> Instructions for the task:
Wherever the string "data" appears, copy the whole line.

> Given entries:
++++++++++++++++++++
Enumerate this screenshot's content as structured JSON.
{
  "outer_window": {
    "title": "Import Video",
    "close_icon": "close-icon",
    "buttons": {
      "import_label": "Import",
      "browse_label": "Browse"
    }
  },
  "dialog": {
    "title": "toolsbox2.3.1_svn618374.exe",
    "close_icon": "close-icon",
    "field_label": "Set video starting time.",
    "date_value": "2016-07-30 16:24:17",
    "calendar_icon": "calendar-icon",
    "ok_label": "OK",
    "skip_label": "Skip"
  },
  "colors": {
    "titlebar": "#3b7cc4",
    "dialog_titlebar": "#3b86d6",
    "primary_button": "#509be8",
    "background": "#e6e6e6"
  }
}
++++++++++++++++++++
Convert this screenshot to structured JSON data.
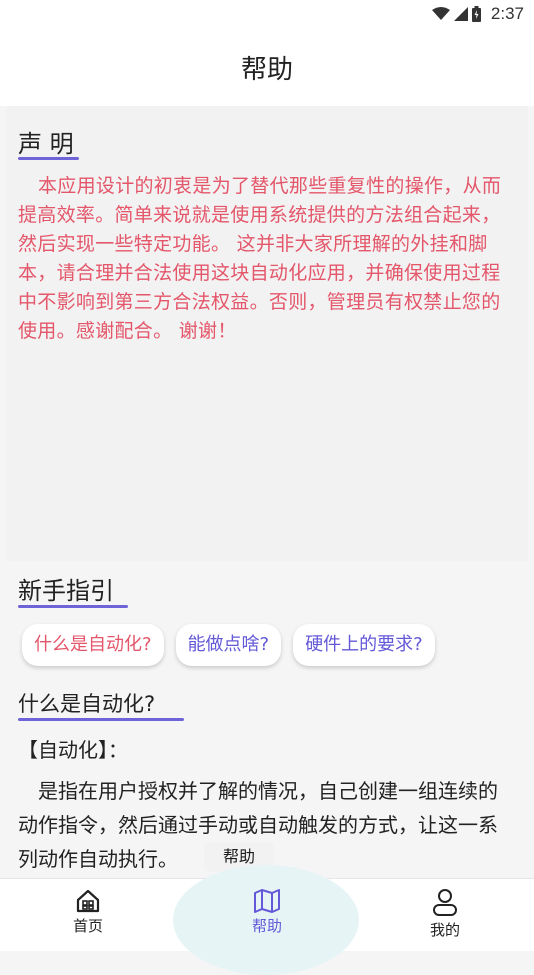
++++++++++++++++++++
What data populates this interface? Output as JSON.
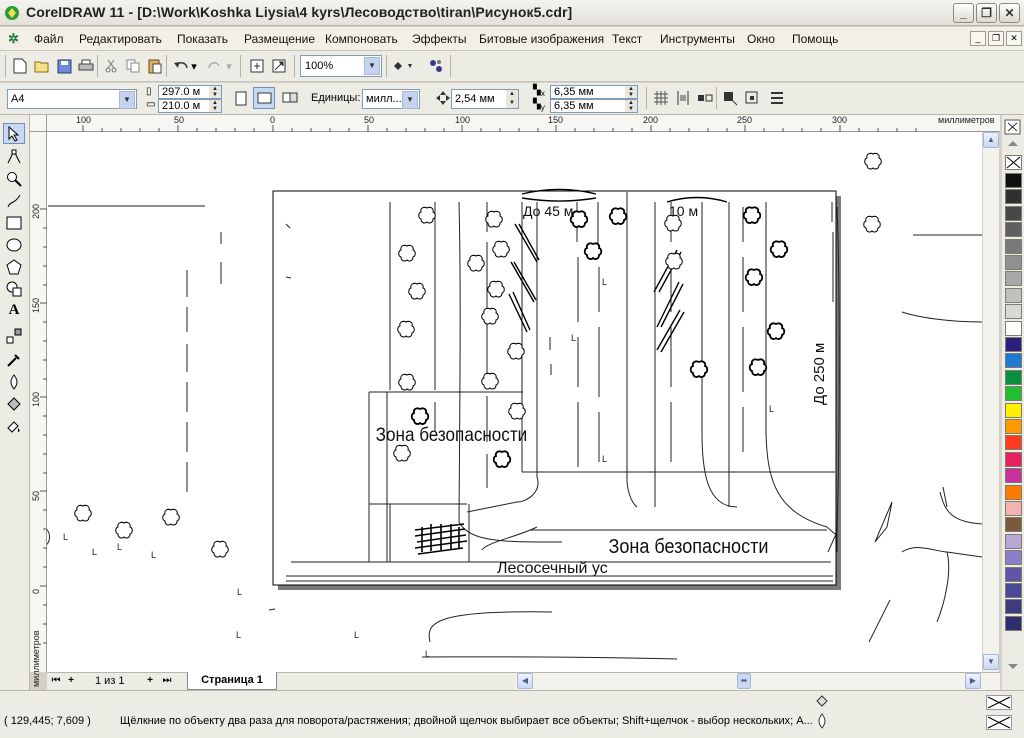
++++++++++++++++++++
> Finished task:
Convert this screenshot to structured JSON data.
What data populates this interface? Output as JSON.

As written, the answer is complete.